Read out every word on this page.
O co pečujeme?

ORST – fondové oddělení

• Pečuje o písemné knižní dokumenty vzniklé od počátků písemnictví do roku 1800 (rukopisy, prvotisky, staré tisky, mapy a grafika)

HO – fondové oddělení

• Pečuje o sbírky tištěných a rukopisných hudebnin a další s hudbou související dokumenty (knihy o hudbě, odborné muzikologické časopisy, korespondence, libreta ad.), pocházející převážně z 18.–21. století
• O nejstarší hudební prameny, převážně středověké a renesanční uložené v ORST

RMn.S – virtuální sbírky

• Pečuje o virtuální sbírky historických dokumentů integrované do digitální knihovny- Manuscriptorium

**WHAT TO PRODUCE:** Write out every record, exactly as written.

**SOLVED EXERCISE:**
Read out every word on this page.
O co pečujeme?

ORST – fondové oddělení

• Pečuje o písemné knižní dokumenty vzniklé od počátků písemnictví do roku 1800 (rukopisy, prvotisky, staré tisky, mapy a grafika)

HO – fondové oddělení

• Pečuje o sbírky tištěných a rukopisných hudebnin a další s hudbou související dokumenty (knihy o hudbě, odborné muzikologické časopisy, korespondence, libreta ad.), pocházející převážně z 18.–21. století
• O nejstarší hudební prameny, převážně středověké a renesanční uložené v ORST

RMn.S – virtuální sbírky

• Pečuje o virtuální sbírky historických dokumentů integrované do digitální knihovny- Manuscriptorium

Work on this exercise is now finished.